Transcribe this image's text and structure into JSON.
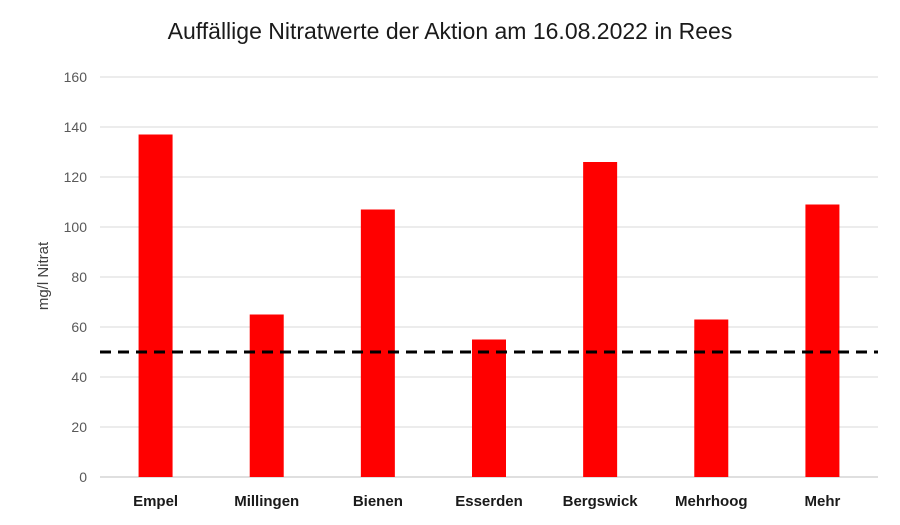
{
  "chart_data": {
    "type": "bar",
    "title": "Auffällige Nitratwerte der Aktion am 16.08.2022 in Rees",
    "xlabel": "",
    "ylabel": "mg/l Nitrat",
    "categories": [
      "Empel",
      "Millingen",
      "Bienen",
      "Esserden",
      "Bergswick",
      "Mehrhoog",
      "Mehr"
    ],
    "values": [
      137,
      65,
      107,
      55,
      126,
      63,
      109
    ],
    "ylim": [
      0,
      160
    ],
    "yticks": [
      "0",
      "20",
      "40",
      "60",
      "80",
      "100",
      "120",
      "140",
      "160"
    ],
    "reference_line": {
      "value": 50,
      "style": "dashed",
      "color": "#000000"
    },
    "grid": true,
    "legend": "none",
    "bar_color": "#ff0000"
  }
}
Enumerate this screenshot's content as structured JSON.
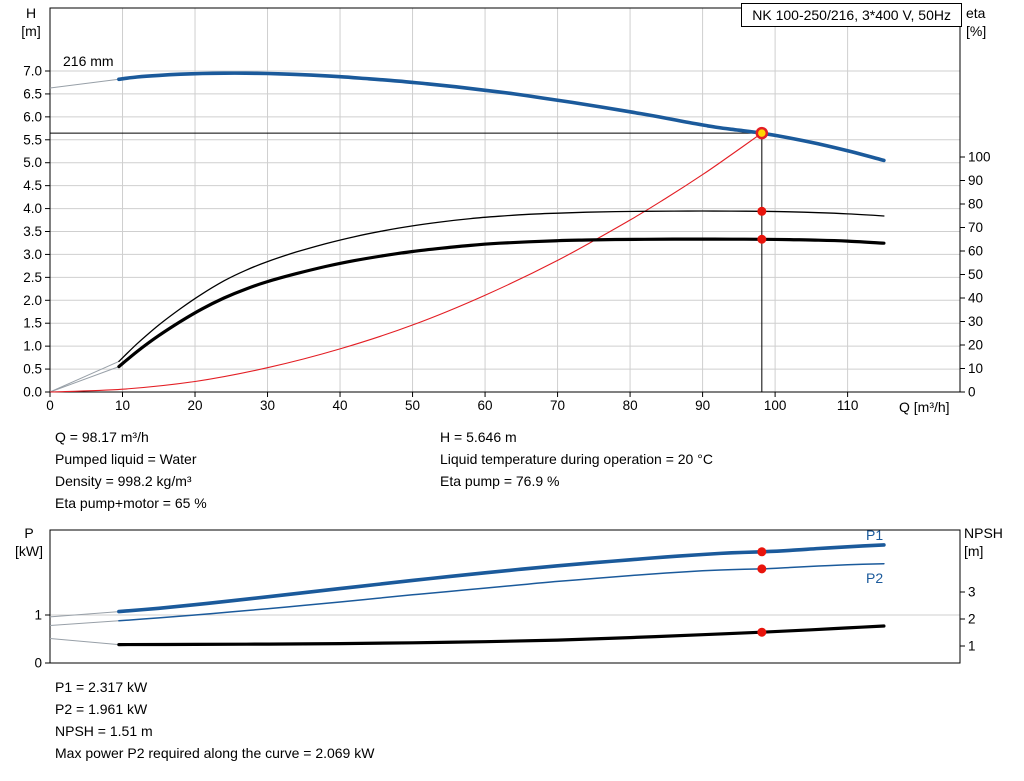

# [Directions for this task]
Nothing in the entries above should change when they are printed again, except that the pictures are dropped.

# [Answer below]
Transcribe this image's text and structure into JSON.
{
  "chart_data": {
    "type": "bar",
    "title": "Auffällige Nitratwerte der Aktion am 16.08.2022 in Rees",
    "xlabel": "",
    "ylabel": "mg/l Nitrat",
    "categories": [
      "Empel",
      "Millingen",
      "Bienen",
      "Esserden",
      "Bergswick",
      "Mehrhoog",
      "Mehr"
    ],
    "values": [
      137,
      65,
      107,
      55,
      126,
      63,
      109
    ],
    "ylim": [
      0,
      160
    ],
    "yticks": [
      "0",
      "20",
      "40",
      "60",
      "80",
      "100",
      "120",
      "140",
      "160"
    ],
    "reference_line": {
      "value": 50,
      "style": "dashed",
      "color": "#000000"
    },
    "grid": true,
    "legend": "none",
    "bar_color": "#ff0000"
  }
}
Enumerate this screenshot's content as structured JSON.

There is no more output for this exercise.